---------- MATERIAL FOR THIS EXERCISE ----------

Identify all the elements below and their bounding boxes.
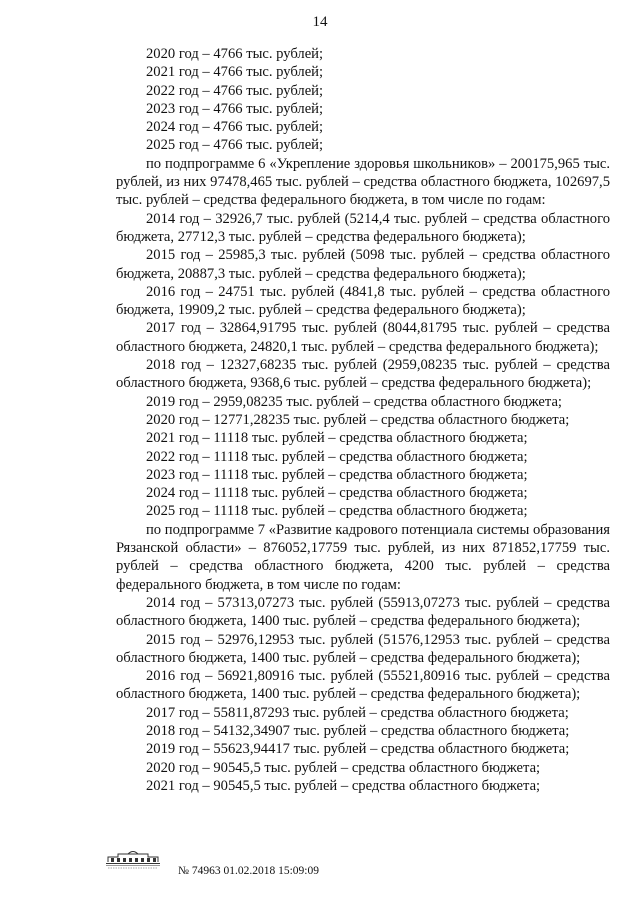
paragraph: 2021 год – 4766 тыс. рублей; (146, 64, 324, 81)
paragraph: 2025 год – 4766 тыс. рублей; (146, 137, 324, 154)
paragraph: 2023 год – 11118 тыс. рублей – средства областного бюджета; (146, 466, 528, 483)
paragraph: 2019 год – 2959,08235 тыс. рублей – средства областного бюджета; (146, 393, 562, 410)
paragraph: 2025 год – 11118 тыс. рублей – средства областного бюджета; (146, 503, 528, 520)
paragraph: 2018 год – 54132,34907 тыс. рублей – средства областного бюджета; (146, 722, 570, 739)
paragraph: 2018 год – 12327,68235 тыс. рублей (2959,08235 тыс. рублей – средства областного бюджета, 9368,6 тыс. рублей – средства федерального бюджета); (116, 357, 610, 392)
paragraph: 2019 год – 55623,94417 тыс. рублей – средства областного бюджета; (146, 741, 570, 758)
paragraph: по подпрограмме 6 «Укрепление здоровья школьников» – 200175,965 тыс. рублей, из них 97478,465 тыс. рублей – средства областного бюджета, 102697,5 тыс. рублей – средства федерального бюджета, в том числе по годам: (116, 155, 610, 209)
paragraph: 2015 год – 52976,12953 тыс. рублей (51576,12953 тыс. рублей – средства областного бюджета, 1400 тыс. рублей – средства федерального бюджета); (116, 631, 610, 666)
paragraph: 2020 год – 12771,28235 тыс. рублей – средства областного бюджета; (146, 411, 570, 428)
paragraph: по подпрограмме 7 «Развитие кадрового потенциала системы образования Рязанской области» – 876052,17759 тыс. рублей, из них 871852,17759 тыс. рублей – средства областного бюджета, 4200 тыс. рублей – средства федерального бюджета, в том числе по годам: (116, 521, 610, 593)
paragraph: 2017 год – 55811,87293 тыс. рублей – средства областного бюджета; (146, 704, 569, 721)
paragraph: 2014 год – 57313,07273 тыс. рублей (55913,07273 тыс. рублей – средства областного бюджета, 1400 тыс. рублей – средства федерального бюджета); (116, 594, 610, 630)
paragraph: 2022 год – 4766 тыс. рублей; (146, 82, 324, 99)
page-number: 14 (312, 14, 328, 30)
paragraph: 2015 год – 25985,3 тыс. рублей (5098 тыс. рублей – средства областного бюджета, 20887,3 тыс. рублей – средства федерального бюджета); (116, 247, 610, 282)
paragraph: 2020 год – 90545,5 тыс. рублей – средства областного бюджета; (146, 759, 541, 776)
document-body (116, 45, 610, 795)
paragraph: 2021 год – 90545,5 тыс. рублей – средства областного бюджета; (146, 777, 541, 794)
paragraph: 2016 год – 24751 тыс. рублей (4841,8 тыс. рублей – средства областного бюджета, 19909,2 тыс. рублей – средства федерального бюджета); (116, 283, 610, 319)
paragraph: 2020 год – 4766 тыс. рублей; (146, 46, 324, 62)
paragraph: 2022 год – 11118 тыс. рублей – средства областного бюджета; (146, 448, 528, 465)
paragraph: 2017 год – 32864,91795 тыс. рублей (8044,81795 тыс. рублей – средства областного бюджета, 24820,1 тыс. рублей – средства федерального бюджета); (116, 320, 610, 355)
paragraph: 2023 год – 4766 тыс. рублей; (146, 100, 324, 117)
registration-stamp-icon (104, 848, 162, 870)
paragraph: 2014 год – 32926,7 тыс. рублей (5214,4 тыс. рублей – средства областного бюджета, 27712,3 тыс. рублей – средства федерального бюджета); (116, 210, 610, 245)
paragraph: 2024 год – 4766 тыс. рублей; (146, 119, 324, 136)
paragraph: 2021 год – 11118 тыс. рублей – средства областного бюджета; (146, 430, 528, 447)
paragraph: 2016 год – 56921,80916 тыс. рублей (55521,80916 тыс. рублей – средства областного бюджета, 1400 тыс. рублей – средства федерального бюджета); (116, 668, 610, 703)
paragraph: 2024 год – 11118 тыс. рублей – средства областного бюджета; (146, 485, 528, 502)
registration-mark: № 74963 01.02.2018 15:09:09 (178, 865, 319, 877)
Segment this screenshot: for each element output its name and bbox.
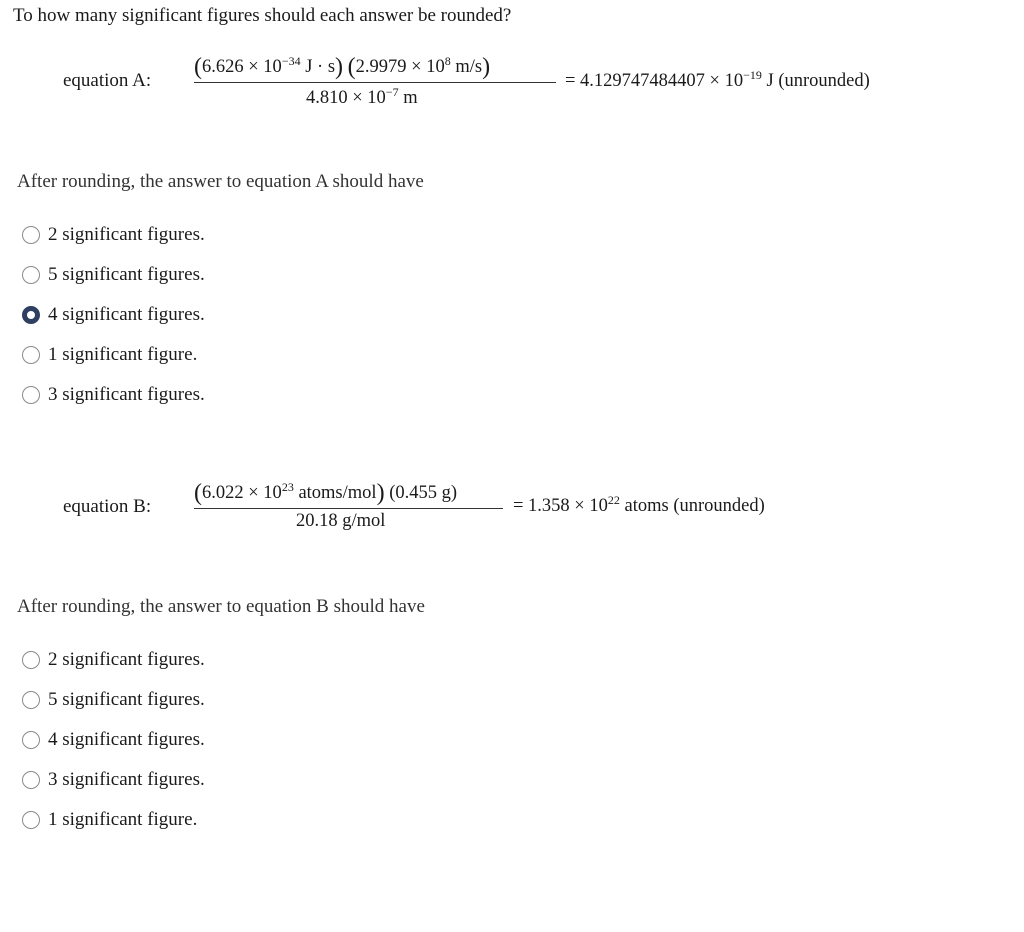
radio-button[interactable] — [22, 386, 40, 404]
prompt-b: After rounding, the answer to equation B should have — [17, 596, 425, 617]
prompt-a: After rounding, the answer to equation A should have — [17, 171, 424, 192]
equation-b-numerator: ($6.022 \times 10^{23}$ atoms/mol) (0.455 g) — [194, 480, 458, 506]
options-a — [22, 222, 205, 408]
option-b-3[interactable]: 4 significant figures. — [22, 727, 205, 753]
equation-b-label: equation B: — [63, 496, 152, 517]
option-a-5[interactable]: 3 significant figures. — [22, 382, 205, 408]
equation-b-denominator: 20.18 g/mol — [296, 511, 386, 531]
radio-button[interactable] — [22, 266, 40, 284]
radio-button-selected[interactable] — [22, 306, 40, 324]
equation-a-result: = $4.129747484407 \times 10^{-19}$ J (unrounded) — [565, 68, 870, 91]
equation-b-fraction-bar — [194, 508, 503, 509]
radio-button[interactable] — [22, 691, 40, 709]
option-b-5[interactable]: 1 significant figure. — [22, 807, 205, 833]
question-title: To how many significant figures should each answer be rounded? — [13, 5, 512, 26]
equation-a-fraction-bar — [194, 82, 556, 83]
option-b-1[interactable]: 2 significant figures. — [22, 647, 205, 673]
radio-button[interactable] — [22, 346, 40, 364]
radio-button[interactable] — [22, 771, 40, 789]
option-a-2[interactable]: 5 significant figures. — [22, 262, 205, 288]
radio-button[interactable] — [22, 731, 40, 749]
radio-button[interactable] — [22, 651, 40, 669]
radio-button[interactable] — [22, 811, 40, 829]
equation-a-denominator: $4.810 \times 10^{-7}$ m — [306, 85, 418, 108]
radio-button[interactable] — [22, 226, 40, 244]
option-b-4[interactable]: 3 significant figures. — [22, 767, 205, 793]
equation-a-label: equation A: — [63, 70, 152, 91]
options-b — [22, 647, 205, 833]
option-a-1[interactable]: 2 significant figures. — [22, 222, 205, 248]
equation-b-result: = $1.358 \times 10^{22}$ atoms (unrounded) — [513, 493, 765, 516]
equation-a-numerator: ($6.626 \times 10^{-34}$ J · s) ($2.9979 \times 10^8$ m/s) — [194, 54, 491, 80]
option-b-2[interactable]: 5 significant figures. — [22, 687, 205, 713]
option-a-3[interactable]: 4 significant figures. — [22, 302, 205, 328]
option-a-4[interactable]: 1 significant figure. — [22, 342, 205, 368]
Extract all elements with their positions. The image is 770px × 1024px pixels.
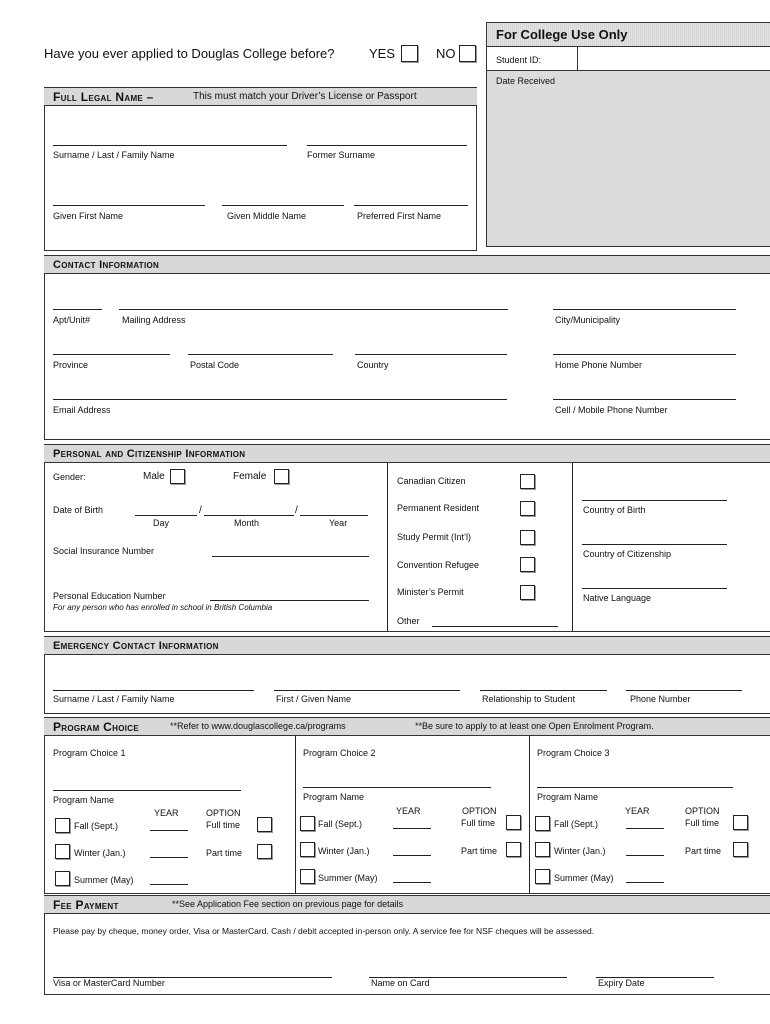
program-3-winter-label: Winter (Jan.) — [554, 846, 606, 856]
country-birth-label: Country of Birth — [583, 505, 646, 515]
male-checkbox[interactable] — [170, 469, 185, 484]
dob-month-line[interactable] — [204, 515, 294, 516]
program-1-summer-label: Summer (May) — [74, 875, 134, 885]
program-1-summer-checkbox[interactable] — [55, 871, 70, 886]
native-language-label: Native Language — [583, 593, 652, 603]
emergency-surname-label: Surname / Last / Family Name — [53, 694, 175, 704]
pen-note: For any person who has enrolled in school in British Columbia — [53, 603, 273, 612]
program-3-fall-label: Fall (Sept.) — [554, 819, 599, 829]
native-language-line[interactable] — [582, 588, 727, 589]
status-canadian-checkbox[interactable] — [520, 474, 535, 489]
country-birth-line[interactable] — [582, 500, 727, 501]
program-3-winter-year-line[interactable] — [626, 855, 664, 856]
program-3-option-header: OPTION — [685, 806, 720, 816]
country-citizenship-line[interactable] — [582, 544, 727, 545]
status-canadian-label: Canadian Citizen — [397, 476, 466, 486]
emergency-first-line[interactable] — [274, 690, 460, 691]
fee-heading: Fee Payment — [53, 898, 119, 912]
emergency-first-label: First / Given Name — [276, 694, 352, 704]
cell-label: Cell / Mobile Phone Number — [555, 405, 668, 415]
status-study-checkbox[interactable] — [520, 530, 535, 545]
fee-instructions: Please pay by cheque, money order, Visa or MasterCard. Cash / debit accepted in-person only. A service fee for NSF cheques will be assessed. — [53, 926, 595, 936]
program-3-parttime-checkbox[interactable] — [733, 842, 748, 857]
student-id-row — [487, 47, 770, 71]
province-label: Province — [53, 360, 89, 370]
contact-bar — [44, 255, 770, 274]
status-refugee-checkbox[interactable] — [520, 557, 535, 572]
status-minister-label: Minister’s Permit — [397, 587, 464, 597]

----------

YOUR OBJECTIVE: Return, without any change, the lines from the items above, starting at the line containing "radio-button[interactable] — [22, 386, 40, 404]" and ending at the line containing "equation-b-label: equation B: —", both included.

CORRECT OUTPUT:
radio-button[interactable] — [22, 386, 40, 404]
prompt-b: After rounding, the answer to equation B should have — [17, 596, 425, 617]
prompt-a: After rounding, the answer to equation A should have — [17, 171, 424, 192]
equation-b-numerator: ($6.022 \times 10^{23}$ atoms/mol) (0.455 g) — [194, 480, 458, 506]
options-a — [22, 222, 205, 408]
option-b-3[interactable]: 4 significant figures. — [22, 727, 205, 753]
equation-b-label: equation B: — [63, 496, 152, 517]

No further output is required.